What the task asks: Would you output the whole listing below, exactly as it reads?

——————————

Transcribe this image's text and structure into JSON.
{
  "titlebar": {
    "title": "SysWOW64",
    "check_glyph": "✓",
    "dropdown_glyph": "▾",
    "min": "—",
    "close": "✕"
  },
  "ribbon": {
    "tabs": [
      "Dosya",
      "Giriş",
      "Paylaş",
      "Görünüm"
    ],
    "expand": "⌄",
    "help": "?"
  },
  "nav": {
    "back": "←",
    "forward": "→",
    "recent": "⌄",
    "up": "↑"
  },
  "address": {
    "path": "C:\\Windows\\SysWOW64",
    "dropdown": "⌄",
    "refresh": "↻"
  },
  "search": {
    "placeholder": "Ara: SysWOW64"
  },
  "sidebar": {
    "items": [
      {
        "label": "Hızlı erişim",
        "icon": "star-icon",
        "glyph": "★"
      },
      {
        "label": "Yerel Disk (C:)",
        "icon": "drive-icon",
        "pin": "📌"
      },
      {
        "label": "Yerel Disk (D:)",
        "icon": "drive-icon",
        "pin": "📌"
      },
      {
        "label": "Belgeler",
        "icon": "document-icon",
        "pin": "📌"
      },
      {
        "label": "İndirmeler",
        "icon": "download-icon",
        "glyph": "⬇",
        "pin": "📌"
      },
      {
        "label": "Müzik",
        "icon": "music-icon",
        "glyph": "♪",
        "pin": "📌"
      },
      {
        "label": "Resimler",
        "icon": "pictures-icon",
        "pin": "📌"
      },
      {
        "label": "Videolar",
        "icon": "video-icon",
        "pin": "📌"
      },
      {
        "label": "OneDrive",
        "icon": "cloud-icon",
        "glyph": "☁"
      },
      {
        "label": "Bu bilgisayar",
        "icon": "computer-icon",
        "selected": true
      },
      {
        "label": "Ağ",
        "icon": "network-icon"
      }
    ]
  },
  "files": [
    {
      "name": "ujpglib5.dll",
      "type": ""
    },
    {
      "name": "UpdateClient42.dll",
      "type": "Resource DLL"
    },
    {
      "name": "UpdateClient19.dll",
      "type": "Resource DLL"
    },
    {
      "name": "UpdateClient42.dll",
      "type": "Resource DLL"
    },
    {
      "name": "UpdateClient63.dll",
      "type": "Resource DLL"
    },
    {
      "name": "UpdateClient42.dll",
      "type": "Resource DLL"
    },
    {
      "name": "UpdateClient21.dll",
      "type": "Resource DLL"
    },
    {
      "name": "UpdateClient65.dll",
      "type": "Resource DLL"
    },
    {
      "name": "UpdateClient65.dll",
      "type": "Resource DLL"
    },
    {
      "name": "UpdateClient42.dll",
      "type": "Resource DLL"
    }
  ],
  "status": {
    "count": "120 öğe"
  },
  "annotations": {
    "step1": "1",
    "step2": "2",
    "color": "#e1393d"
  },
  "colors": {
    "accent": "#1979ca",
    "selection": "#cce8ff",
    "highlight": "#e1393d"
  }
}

——————————

Answer below:
Transcribe this image's text and structure into JSON.
{
  "titlebar": {
    "title": "SysWOW64",
    "check_glyph": "✓",
    "dropdown_glyph": "▾",
    "min": "—",
    "close": "✕"
  },
  "ribbon": {
    "tabs": [
      "Dosya",
      "Giriş",
      "Paylaş",
      "Görünüm"
    ],
    "expand": "⌄",
    "help": "?"
  },
  "nav": {
    "back": "←",
    "forward": "→",
    "recent": "⌄",
    "up": "↑"
  },
  "address": {
    "path": "C:\\Windows\\SysWOW64",
    "dropdown": "⌄",
    "refresh": "↻"
  },
  "search": {
    "placeholder": "Ara: SysWOW64"
  },
  "sidebar": {
    "items": [
      {
        "label": "Hızlı erişim",
        "icon": "star-icon",
        "glyph": "★"
      },
      {
        "label": "Yerel Disk (C:)",
        "icon": "drive-icon",
        "pin": "📌"
      },
      {
        "label": "Yerel Disk (D:)",
        "icon": "drive-icon",
        "pin": "📌"
      },
      {
        "label": "Belgeler",
        "icon": "document-icon",
        "pin": "📌"
      },
      {
        "label": "İndirmeler",
        "icon": "download-icon",
        "glyph": "⬇",
        "pin": "📌"
      },
      {
        "label": "Müzik",
        "icon": "music-icon",
        "glyph": "♪",
        "pin": "📌"
      },
      {
        "label": "Resimler",
        "icon": "pictures-icon",
        "pin": "📌"
      },
      {
        "label": "Videolar",
        "icon": "video-icon",
        "pin": "📌"
      },
      {
        "label": "OneDrive",
        "icon": "cloud-icon",
        "glyph": "☁"
      },
      {
        "label": "Bu bilgisayar",
        "icon": "computer-icon",
        "selected": true
      },
      {
        "label": "Ağ",
        "icon": "network-icon"
      }
    ]
  },
  "files": [
    {
      "name": "ujpglib5.dll",
      "type": ""
    },
    {
      "name": "UpdateClient42.dll",
      "type": "Resource DLL"
    },
    {
      "name": "UpdateClient19.dll",
      "type": "Resource DLL"
    },
    {
      "name": "UpdateClient42.dll",
      "type": "Resource DLL"
    },
    {
      "name": "UpdateClient63.dll",
      "type": "Resource DLL"
    },
    {
      "name": "UpdateClient42.dll",
      "type": "Resource DLL"
    },
    {
      "name": "UpdateClient21.dll",
      "type": "Resource DLL"
    },
    {
      "name": "UpdateClient65.dll",
      "type": "Resource DLL"
    },
    {
      "name": "UpdateClient65.dll",
      "type": "Resource DLL"
    },
    {
      "name": "UpdateClient42.dll",
      "type": "Resource DLL"
    }
  ],
  "status": {
    "count": "120 öğe"
  },
  "annotations": {
    "step1": "1",
    "step2": "2",
    "color": "#e1393d"
  },
  "colors": {
    "accent": "#1979ca",
    "selection": "#cce8ff",
    "highlight": "#e1393d"
  }
}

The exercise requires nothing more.